**Written exercise**
Count every line that includes the string "thoughts" in the entries that follow. Nothing besides the number is needed.

• • •

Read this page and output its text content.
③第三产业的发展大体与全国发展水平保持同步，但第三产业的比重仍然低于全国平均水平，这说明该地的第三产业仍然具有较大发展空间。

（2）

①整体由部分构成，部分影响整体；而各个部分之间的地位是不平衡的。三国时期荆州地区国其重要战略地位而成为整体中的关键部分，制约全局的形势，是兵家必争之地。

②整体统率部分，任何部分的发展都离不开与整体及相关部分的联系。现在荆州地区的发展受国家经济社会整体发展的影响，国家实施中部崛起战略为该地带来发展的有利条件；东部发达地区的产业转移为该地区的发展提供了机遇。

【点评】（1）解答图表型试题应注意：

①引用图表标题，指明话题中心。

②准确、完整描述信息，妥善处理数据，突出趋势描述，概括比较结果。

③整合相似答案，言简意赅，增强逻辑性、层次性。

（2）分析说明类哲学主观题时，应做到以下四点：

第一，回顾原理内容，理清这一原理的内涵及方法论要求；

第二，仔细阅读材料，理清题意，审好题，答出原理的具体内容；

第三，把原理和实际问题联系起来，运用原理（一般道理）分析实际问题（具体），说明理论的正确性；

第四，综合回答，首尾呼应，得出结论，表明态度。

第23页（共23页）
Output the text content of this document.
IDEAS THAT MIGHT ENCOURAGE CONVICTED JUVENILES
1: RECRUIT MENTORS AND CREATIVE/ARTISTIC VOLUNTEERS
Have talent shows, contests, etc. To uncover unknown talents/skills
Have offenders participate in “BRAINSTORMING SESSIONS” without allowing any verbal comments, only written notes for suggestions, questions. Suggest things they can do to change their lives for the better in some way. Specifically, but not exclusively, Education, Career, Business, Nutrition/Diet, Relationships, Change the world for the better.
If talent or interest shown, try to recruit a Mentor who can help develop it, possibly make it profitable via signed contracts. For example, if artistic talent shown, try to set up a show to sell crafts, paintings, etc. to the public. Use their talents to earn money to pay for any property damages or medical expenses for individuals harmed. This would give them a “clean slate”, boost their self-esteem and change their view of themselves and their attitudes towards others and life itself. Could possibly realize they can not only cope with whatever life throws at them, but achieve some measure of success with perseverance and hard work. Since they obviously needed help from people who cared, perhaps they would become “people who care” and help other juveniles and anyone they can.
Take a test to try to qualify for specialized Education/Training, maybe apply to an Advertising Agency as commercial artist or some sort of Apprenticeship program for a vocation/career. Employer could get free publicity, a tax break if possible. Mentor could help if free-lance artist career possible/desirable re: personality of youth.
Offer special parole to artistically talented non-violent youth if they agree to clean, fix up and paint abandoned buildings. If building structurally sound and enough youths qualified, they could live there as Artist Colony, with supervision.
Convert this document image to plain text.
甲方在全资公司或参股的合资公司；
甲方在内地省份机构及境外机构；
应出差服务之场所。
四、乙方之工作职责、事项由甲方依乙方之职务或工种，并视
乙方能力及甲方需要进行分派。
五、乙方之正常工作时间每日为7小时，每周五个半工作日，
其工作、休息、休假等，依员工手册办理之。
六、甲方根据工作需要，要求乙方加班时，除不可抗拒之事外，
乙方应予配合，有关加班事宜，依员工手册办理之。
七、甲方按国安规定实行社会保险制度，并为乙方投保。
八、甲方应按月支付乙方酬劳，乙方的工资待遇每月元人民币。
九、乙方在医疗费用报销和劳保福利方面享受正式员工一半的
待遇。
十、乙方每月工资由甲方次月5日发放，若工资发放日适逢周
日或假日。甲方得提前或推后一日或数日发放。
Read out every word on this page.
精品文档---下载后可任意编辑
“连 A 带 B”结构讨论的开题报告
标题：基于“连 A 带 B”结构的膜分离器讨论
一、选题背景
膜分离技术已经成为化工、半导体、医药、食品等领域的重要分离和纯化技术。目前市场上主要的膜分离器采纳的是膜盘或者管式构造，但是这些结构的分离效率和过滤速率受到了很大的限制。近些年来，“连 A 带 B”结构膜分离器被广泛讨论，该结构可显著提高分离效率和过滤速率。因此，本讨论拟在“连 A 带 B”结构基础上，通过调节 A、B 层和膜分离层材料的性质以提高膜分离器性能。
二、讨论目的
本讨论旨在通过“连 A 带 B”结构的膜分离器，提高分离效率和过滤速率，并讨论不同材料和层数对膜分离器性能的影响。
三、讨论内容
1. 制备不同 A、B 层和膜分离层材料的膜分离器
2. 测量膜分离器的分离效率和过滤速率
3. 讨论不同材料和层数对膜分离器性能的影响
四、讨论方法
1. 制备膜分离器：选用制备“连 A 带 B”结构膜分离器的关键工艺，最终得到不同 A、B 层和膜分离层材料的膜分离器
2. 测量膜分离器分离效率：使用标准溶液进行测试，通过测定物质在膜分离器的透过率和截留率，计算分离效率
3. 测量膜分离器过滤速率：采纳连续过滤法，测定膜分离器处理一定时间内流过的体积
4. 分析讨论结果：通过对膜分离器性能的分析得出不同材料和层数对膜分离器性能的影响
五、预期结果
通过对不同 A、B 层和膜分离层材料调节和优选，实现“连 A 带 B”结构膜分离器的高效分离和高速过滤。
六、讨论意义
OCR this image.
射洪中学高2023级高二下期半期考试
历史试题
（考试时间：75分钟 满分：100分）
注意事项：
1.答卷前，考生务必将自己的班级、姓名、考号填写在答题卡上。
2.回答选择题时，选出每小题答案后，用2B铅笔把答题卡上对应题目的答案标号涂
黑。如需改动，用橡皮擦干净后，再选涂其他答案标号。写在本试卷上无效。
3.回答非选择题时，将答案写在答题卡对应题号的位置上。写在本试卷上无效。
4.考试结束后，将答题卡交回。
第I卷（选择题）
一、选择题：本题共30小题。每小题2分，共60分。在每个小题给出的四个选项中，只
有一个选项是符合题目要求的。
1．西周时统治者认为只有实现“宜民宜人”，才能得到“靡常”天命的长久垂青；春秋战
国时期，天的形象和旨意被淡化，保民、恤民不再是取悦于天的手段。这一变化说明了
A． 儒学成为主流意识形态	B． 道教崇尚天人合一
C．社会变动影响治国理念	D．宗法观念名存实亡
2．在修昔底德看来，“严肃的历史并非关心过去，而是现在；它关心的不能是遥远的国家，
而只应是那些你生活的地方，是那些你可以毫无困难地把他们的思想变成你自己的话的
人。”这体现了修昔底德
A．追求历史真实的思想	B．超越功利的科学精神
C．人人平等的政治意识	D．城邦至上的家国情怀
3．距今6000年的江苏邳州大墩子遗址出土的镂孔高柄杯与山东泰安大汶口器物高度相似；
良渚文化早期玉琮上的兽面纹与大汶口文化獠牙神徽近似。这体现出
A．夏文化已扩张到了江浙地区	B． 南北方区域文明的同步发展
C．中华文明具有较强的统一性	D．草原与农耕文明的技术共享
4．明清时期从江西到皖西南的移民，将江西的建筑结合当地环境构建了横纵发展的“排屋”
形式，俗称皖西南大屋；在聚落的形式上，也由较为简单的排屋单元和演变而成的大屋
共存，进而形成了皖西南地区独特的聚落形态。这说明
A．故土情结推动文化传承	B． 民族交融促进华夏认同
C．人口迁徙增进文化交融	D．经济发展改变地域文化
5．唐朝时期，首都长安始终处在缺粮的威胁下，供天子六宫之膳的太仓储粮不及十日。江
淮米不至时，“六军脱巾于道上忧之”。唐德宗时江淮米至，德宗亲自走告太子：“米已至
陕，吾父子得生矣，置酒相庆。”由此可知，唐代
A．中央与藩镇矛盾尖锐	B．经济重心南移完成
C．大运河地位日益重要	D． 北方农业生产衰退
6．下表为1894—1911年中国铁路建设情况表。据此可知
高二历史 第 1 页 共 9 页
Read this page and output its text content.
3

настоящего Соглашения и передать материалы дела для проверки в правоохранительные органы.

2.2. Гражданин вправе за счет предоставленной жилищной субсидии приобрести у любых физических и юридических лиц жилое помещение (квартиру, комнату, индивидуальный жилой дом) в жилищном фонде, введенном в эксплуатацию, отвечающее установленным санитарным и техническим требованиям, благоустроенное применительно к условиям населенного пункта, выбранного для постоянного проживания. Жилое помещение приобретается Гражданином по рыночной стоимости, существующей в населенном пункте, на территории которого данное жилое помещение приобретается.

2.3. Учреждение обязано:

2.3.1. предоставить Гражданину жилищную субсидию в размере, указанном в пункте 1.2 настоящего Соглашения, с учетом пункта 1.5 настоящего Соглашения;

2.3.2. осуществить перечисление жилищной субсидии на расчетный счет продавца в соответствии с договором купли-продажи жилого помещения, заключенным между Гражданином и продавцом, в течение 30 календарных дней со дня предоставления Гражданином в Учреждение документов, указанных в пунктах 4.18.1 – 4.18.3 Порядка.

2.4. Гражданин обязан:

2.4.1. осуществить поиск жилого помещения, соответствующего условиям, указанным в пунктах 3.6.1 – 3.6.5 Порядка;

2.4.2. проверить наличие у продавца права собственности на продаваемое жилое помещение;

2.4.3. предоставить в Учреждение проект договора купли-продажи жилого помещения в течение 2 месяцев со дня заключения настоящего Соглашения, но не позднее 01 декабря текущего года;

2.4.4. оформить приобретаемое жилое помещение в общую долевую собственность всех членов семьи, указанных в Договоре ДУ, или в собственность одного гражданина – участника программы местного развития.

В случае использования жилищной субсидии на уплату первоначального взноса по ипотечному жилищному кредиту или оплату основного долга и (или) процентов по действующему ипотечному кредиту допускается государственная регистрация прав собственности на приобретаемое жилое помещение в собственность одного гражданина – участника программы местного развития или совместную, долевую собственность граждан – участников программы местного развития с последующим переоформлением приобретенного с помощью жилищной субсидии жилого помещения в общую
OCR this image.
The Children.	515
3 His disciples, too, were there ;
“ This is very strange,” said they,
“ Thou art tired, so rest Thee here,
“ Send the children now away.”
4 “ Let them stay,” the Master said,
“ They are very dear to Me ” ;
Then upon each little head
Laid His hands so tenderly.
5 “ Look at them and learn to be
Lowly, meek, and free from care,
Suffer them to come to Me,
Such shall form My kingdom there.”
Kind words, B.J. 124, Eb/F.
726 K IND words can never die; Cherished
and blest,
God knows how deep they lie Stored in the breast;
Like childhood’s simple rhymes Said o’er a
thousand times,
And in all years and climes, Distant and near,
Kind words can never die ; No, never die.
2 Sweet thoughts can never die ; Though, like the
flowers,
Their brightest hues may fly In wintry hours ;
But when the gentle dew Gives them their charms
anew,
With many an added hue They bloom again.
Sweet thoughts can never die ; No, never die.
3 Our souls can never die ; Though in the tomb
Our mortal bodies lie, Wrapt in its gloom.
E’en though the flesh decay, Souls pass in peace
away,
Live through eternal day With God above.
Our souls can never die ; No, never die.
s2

• • •

**Solved exercise**
2